**Stated problem:**
State how many lines of the listing below include the word "Analysis". Give only the number.
________________________________________
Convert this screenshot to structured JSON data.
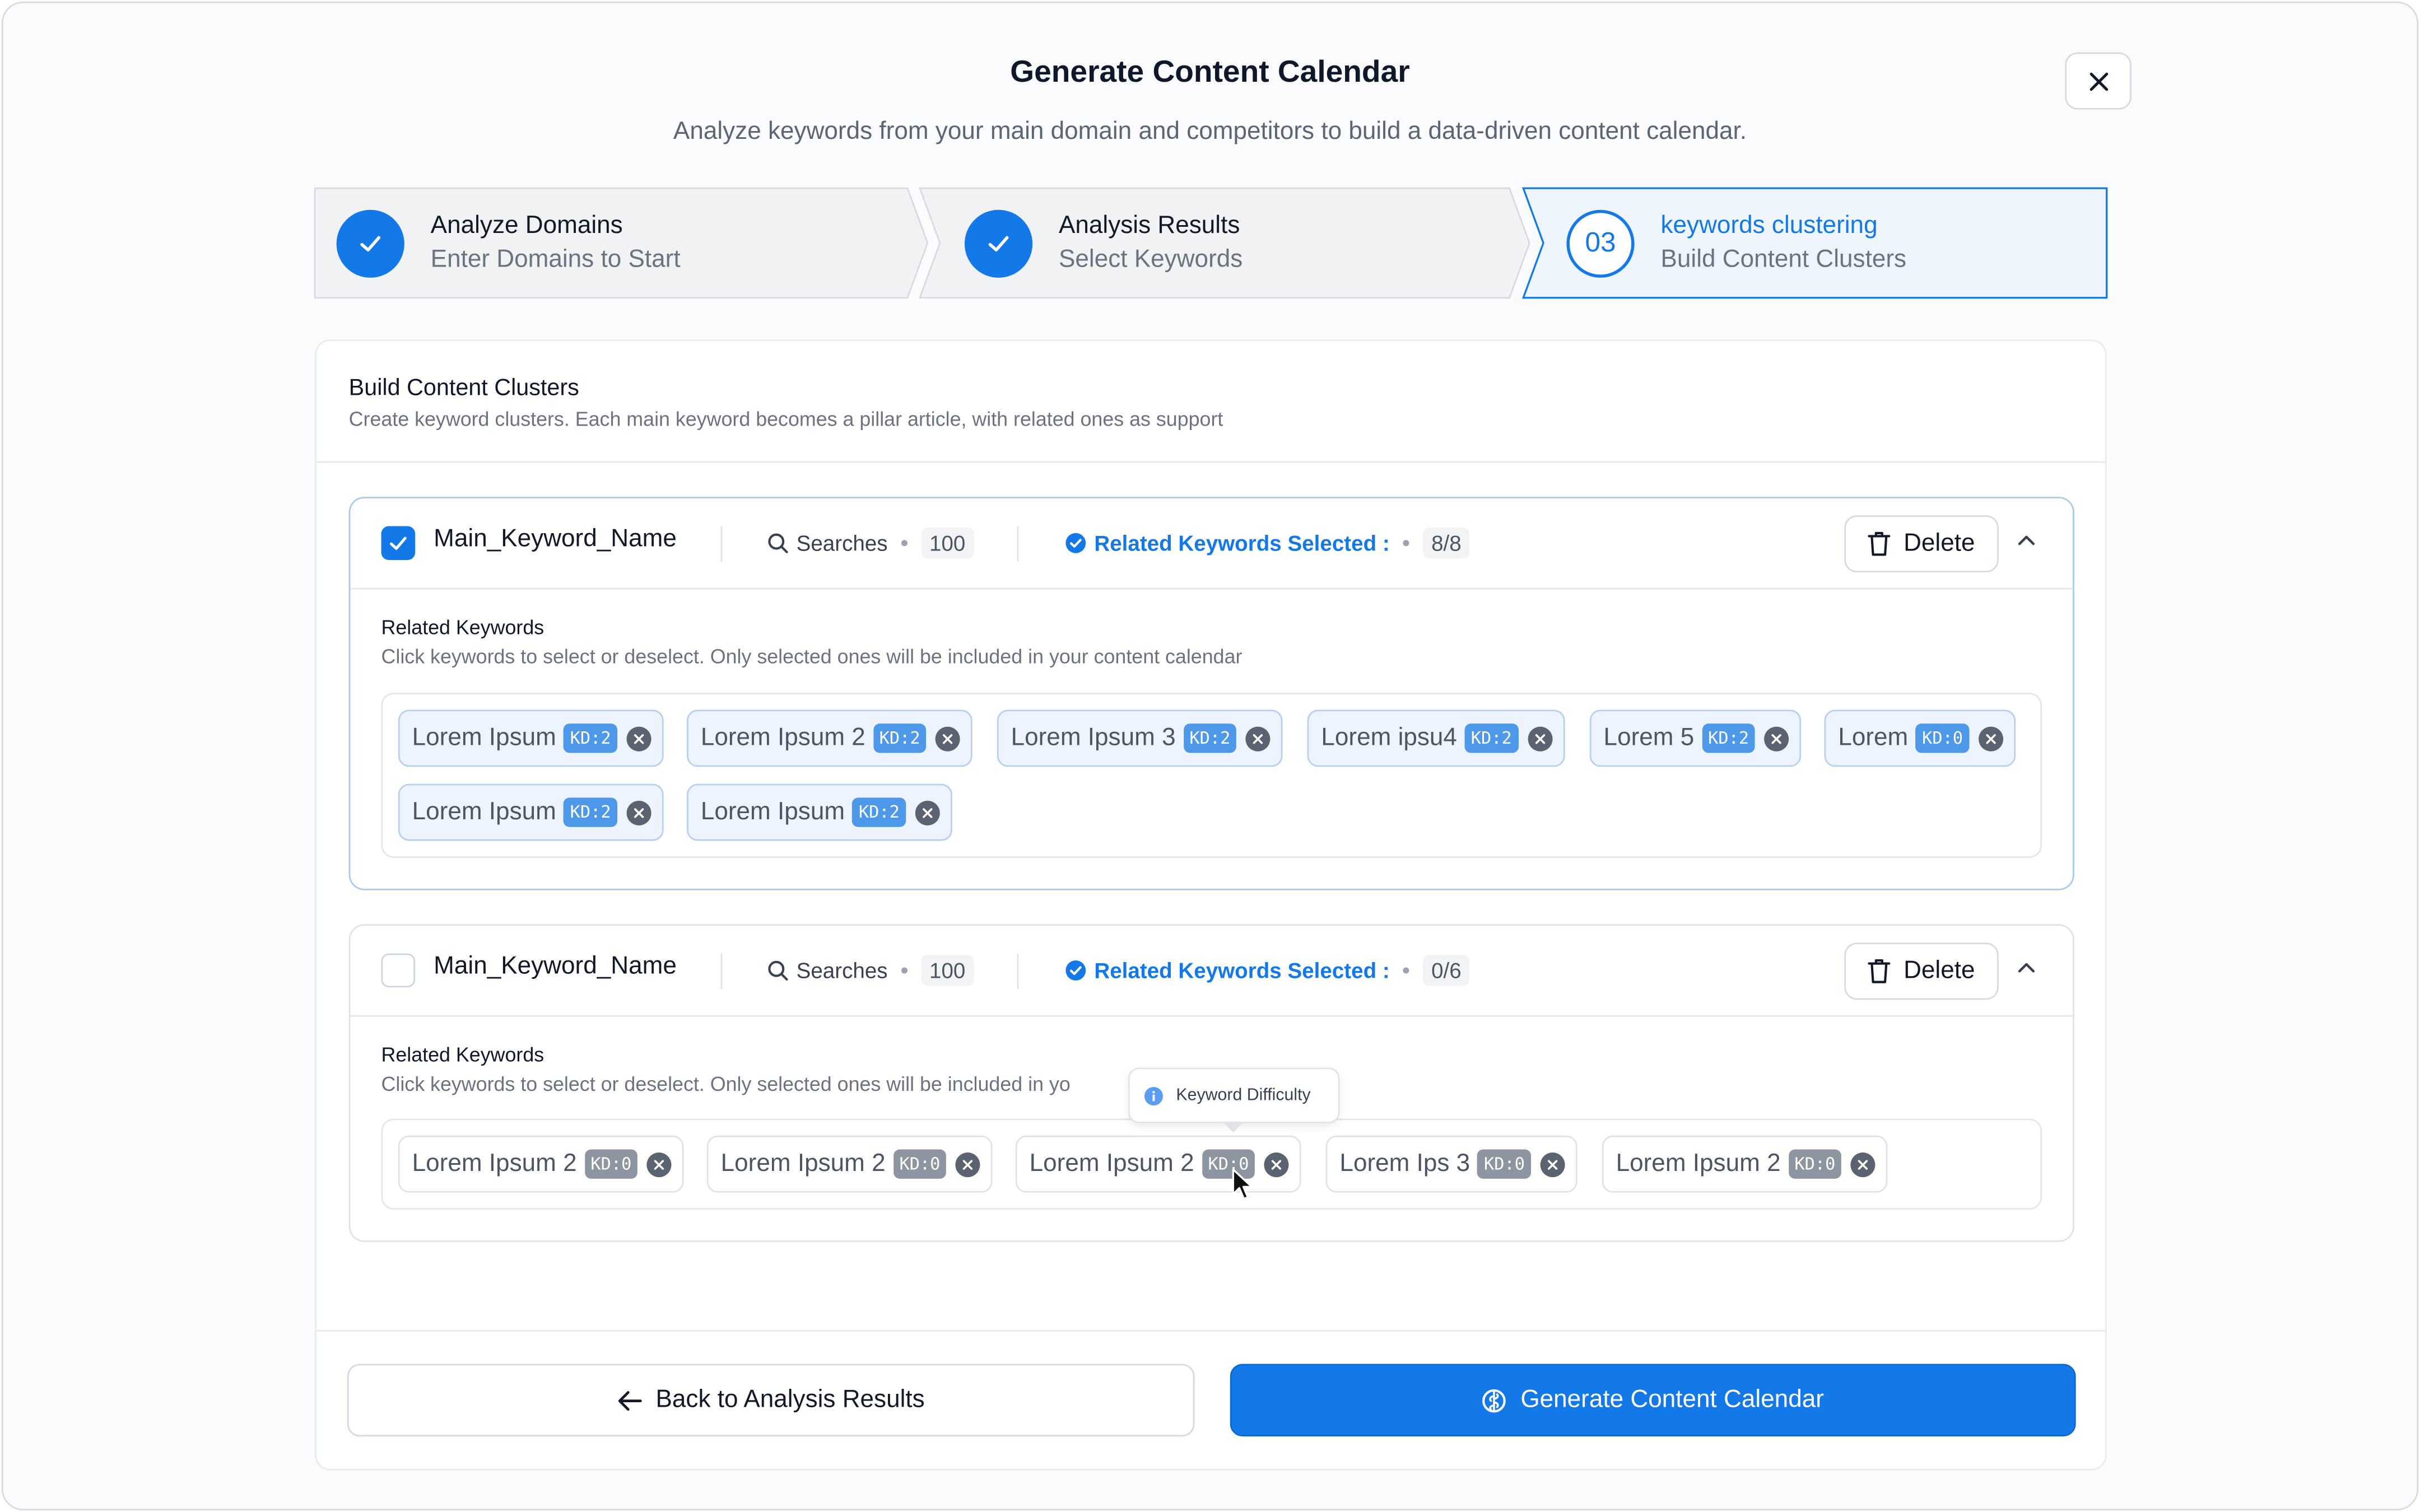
{
  "modal": {
    "title": "Generate Content Calendar",
    "subtitle": "Analyze keywords from your main domain and competitors to build a data-driven content calendar.",
    "close_icon": "x-icon"
  },
  "stepper": {
    "steps": [
      {
        "title": "Analyze Domains",
        "subtitle": "Enter Domains to Start",
        "status": "complete"
      },
      {
        "title": "Analysis Results",
        "subtitle": "Select Keywords",
        "status": "complete"
      },
      {
        "title": "keywords clustering",
        "subtitle": "Build Content Clusters",
        "status": "active",
        "number": "03"
      }
    ]
  },
  "panel": {
    "title": "Build Content Clusters",
    "description": "Create keyword clusters. Each main keyword becomes a pillar article, with related ones as support"
  },
  "clusters": [
    {
      "checked": true,
      "name": "Main_Keyword_Name",
      "searches_label": "Searches",
      "searches": "100",
      "related_label": "Related Keywords Selected :",
      "related_count": "8/8",
      "delete_label": "Delete",
      "related_title": "Related Keywords",
      "related_desc": "Click keywords to select or deselect. Only selected ones will be included in your content calendar",
      "keywords": [
        {
          "text": "Lorem Ipsum",
          "kd": "KD:2"
        },
        {
          "text": "Lorem Ipsum 2",
          "kd": "KD:2"
        },
        {
          "text": "Lorem Ipsum 3",
          "kd": "KD:2"
        },
        {
          "text": "Lorem ipsu4",
          "kd": "KD:2"
        },
        {
          "text": "Lorem 5",
          "kd": "KD:2"
        },
        {
          "text": "Lorem",
          "kd": "KD:0"
        },
        {
          "text": "Lorem Ipsum",
          "kd": "KD:2"
        },
        {
          "text": "Lorem Ipsum",
          "kd": "KD:2"
        }
      ]
    },
    {
      "checked": false,
      "name": "Main_Keyword_Name",
      "searches_label": "Searches",
      "searches": "100",
      "related_label": "Related Keywords Selected :",
      "related_count": "0/6",
      "delete_label": "Delete",
      "related_title": "Related Keywords",
      "related_desc": "Click keywords to select or deselect. Only selected ones will be included in yo",
      "keywords": [
        {
          "text": "Lorem Ipsum 2",
          "kd": "KD:0"
        },
        {
          "text": "Lorem Ipsum 2",
          "kd": "KD:0"
        },
        {
          "text": "Lorem Ipsum 2",
          "kd": "KD:0"
        },
        {
          "text": "Lorem Ips 3",
          "kd": "KD:0"
        },
        {
          "text": "Lorem Ipsum 2",
          "kd": "KD:0"
        }
      ]
    }
  ],
  "tooltip": {
    "text": "Keyword Difficulty",
    "icon": "info-icon"
  },
  "footer": {
    "back_label": "Back to Analysis Results",
    "generate_label": "Generate Content Calendar"
  },
  "colors": {
    "accent": "#1379e8",
    "accent_light": "#eef4fd",
    "kd_badge_selected": "#4e98ea",
    "kd_badge_unselected": "#8d95a0"
  }
}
________________________________________
**Task solution:**
2